START Data in this exercise

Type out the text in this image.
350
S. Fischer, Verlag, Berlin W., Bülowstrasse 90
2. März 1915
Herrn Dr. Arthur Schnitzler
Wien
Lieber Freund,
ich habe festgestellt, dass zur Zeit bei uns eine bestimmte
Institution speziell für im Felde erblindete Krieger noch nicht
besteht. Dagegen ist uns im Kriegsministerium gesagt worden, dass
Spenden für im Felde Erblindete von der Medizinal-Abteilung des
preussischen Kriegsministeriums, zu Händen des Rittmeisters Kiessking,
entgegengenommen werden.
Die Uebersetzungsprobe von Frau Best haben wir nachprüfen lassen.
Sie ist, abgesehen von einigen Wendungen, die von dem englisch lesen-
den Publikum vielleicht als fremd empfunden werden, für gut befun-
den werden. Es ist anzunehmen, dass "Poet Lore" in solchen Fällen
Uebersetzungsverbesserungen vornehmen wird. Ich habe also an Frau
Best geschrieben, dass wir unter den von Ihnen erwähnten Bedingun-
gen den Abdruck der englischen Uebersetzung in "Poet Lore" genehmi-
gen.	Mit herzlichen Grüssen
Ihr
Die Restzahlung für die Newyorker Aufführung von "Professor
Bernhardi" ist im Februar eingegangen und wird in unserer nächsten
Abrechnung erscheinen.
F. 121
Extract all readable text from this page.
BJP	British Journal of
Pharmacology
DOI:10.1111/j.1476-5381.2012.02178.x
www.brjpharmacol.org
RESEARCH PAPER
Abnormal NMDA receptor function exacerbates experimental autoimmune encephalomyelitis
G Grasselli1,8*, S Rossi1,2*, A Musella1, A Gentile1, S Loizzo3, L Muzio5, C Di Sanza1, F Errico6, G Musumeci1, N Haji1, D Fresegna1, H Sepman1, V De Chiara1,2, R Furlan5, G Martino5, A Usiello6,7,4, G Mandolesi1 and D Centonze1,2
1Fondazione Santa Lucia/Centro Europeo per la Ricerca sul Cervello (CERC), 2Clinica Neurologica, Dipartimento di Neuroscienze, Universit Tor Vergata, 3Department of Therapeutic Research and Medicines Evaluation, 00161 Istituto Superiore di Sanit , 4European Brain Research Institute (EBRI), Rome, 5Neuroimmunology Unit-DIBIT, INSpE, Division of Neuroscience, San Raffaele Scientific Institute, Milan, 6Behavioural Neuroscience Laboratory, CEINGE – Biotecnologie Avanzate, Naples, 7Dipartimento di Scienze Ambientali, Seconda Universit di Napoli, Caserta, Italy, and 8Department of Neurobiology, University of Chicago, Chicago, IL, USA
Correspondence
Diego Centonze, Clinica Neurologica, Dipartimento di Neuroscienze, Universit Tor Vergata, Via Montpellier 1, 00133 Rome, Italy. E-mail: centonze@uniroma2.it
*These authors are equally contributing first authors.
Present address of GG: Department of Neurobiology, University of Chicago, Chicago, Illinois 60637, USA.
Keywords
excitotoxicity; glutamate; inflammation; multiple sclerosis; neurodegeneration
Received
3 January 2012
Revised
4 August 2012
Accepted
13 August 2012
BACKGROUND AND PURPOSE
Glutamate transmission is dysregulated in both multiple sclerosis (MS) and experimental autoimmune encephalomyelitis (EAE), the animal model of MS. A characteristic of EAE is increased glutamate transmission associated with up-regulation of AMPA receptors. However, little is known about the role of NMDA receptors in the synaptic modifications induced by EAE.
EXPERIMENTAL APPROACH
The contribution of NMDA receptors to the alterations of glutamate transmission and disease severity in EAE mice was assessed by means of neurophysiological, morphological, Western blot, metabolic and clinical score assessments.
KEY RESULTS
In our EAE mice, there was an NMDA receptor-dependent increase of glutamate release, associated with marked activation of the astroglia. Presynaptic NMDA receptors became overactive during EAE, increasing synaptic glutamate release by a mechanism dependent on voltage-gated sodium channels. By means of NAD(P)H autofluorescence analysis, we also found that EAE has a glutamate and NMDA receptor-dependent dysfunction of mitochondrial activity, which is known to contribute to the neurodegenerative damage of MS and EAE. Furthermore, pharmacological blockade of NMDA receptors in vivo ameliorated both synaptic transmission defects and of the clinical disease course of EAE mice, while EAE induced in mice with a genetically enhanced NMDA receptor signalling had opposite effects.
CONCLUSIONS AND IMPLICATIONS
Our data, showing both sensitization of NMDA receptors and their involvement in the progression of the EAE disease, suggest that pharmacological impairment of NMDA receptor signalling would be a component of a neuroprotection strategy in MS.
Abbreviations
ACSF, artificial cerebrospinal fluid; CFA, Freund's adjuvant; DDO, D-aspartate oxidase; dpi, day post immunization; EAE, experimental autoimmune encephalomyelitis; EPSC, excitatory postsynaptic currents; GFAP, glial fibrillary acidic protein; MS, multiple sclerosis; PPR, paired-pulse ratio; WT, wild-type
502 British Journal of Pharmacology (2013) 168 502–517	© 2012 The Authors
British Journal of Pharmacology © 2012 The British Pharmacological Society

END Data in this exercise

* _What the task requires_: Reproduce all entries exactly, leaving each one whole.

* _Result for this exercise_:
Type out the text in this image.
350
S. Fischer, Verlag, Berlin W., Bülowstrasse 90
2. März 1915
Herrn Dr. Arthur Schnitzler
Wien
Lieber Freund,
ich habe festgestellt, dass zur Zeit bei uns eine bestimmte
Institution speziell für im Felde erblindete Krieger noch nicht
besteht. Dagegen ist uns im Kriegsministerium gesagt worden, dass
Spenden für im Felde Erblindete von der Medizinal-Abteilung des
preussischen Kriegsministeriums, zu Händen des Rittmeisters Kiessking,
entgegengenommen werden.
Die Uebersetzungsprobe von Frau Best haben wir nachprüfen lassen.
Sie ist, abgesehen von einigen Wendungen, die von dem englisch lesen-
den Publikum vielleicht als fremd empfunden werden, für gut befun-
den werden. Es ist anzunehmen, dass "Poet Lore" in solchen Fällen
Uebersetzungsverbesserungen vornehmen wird. Ich habe also an Frau
Best geschrieben, dass wir unter den von Ihnen erwähnten Bedingun-
gen den Abdruck der englischen Uebersetzung in "Poet Lore" genehmi-
gen.	Mit herzlichen Grüssen
Ihr
Die Restzahlung für die Newyorker Aufführung von "Professor
Bernhardi" ist im Februar eingegangen und wird in unserer nächsten
Abrechnung erscheinen.
F. 121
Extract all readable text from this page.
BJP	British Journal of
Pharmacology
DOI:10.1111/j.1476-5381.2012.02178.x
www.brjpharmacol.org
RESEARCH PAPER
Abnormal NMDA receptor function exacerbates experimental autoimmune encephalomyelitis
G Grasselli1,8*, S Rossi1,2*, A Musella1, A Gentile1, S Loizzo3, L Muzio5, C Di Sanza1, F Errico6, G Musumeci1, N Haji1, D Fresegna1, H Sepman1, V De Chiara1,2, R Furlan5, G Martino5, A Usiello6,7,4, G Mandolesi1 and D Centonze1,2
1Fondazione Santa Lucia/Centro Europeo per la Ricerca sul Cervello (CERC), 2Clinica Neurologica, Dipartimento di Neuroscienze, Universit Tor Vergata, 3Department of Therapeutic Research and Medicines Evaluation, 00161 Istituto Superiore di Sanit , 4European Brain Research Institute (EBRI), Rome, 5Neuroimmunology Unit-DIBIT, INSpE, Division of Neuroscience, San Raffaele Scientific Institute, Milan, 6Behavioural Neuroscience Laboratory, CEINGE – Biotecnologie Avanzate, Naples, 7Dipartimento di Scienze Ambientali, Seconda Universit di Napoli, Caserta, Italy, and 8Department of Neurobiology, University of Chicago, Chicago, IL, USA
Correspondence
Diego Centonze, Clinica Neurologica, Dipartimento di Neuroscienze, Universit Tor Vergata, Via Montpellier 1, 00133 Rome, Italy. E-mail: centonze@uniroma2.it
*These authors are equally contributing first authors.
Present address of GG: Department of Neurobiology, University of Chicago, Chicago, Illinois 60637, USA.
Keywords
excitotoxicity; glutamate; inflammation; multiple sclerosis; neurodegeneration
Received
3 January 2012
Revised
4 August 2012
Accepted
13 August 2012
BACKGROUND AND PURPOSE
Glutamate transmission is dysregulated in both multiple sclerosis (MS) and experimental autoimmune encephalomyelitis (EAE), the animal model of MS. A characteristic of EAE is increased glutamate transmission associated with up-regulation of AMPA receptors. However, little is known about the role of NMDA receptors in the synaptic modifications induced by EAE.
EXPERIMENTAL APPROACH
The contribution of NMDA receptors to the alterations of glutamate transmission and disease severity in EAE mice was assessed by means of neurophysiological, morphological, Western blot, metabolic and clinical score assessments.
KEY RESULTS
In our EAE mice, there was an NMDA receptor-dependent increase of glutamate release, associated with marked activation of the astroglia. Presynaptic NMDA receptors became overactive during EAE, increasing synaptic glutamate release by a mechanism dependent on voltage-gated sodium channels. By means of NAD(P)H autofluorescence analysis, we also found that EAE has a glutamate and NMDA receptor-dependent dysfunction of mitochondrial activity, which is known to contribute to the neurodegenerative damage of MS and EAE. Furthermore, pharmacological blockade of NMDA receptors in vivo ameliorated both synaptic transmission defects and of the clinical disease course of EAE mice, while EAE induced in mice with a genetically enhanced NMDA receptor signalling had opposite effects.
CONCLUSIONS AND IMPLICATIONS
Our data, showing both sensitization of NMDA receptors and their involvement in the progression of the EAE disease, suggest that pharmacological impairment of NMDA receptor signalling would be a component of a neuroprotection strategy in MS.
Abbreviations
ACSF, artificial cerebrospinal fluid; CFA, Freund's adjuvant; DDO, D-aspartate oxidase; dpi, day post immunization; EAE, experimental autoimmune encephalomyelitis; EPSC, excitatory postsynaptic currents; GFAP, glial fibrillary acidic protein; MS, multiple sclerosis; PPR, paired-pulse ratio; WT, wild-type
502 British Journal of Pharmacology (2013) 168 502–517	© 2012 The Authors
British Journal of Pharmacology © 2012 The British Pharmacological Society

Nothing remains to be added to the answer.